**** DATA PROVIDED ****

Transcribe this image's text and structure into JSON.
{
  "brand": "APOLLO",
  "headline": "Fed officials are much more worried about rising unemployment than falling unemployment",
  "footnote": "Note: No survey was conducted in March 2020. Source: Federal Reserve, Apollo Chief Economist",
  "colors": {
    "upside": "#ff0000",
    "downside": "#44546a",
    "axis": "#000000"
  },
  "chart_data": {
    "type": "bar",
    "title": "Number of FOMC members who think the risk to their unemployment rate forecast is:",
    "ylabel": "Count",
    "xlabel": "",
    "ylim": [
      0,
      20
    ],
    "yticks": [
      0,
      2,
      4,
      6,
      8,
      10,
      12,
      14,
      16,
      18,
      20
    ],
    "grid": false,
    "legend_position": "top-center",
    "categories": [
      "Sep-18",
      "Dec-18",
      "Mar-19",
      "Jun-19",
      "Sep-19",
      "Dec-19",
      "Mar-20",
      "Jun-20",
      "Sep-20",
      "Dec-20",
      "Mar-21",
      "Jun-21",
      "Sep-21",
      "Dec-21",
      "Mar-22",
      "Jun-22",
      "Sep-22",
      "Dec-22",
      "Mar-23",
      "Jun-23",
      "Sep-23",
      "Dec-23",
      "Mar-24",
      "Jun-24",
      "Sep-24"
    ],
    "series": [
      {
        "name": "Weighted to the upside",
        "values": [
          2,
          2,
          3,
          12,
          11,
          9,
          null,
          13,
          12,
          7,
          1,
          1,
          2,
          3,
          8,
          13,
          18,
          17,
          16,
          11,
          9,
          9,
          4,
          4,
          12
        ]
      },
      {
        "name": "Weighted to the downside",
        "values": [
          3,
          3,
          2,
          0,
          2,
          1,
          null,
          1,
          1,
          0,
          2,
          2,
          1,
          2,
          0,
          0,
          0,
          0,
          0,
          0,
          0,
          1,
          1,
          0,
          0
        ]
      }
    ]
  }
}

****

* _REQUEST_
Gather all lines of the records that include the word "downside".

* _EXERCISE ANSWER_
    "downside": "#44546a",
        "name": "Weighted to the downside",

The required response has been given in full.